SET EXERCISE:
Scan the listing below for the word "coordinate" and state how many lines hold it. Write nothing but the number.

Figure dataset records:
· · ·

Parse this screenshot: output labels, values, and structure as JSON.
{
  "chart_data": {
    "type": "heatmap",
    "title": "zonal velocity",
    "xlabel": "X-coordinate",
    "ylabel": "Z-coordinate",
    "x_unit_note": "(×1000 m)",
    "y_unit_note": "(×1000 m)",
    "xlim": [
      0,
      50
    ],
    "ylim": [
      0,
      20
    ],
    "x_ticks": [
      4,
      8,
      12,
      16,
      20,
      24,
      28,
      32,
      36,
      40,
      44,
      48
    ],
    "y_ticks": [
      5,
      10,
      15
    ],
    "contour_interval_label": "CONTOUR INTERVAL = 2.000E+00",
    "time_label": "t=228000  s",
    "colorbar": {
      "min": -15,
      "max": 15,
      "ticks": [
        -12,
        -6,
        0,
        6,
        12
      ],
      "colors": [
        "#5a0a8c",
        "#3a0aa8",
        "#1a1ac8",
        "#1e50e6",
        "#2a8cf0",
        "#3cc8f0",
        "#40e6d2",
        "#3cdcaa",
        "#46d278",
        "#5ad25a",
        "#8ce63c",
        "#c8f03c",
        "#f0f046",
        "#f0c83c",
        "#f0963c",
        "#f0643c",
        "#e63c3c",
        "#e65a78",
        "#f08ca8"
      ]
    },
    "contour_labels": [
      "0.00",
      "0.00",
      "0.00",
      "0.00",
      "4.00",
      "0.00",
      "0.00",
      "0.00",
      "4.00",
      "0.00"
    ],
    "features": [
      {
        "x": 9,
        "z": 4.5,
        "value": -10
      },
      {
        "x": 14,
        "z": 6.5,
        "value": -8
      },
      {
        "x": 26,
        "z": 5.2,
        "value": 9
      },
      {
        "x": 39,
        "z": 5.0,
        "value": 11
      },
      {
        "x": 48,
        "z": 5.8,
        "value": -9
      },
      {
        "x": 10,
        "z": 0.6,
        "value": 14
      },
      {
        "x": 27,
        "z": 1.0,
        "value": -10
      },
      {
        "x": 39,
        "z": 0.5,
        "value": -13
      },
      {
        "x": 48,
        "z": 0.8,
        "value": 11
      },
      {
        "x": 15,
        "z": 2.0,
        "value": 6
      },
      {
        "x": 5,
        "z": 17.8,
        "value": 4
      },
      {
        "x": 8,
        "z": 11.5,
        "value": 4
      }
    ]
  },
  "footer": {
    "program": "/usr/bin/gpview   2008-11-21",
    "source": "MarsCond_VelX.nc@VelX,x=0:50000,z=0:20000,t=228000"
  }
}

· · ·

RESPONSE:
2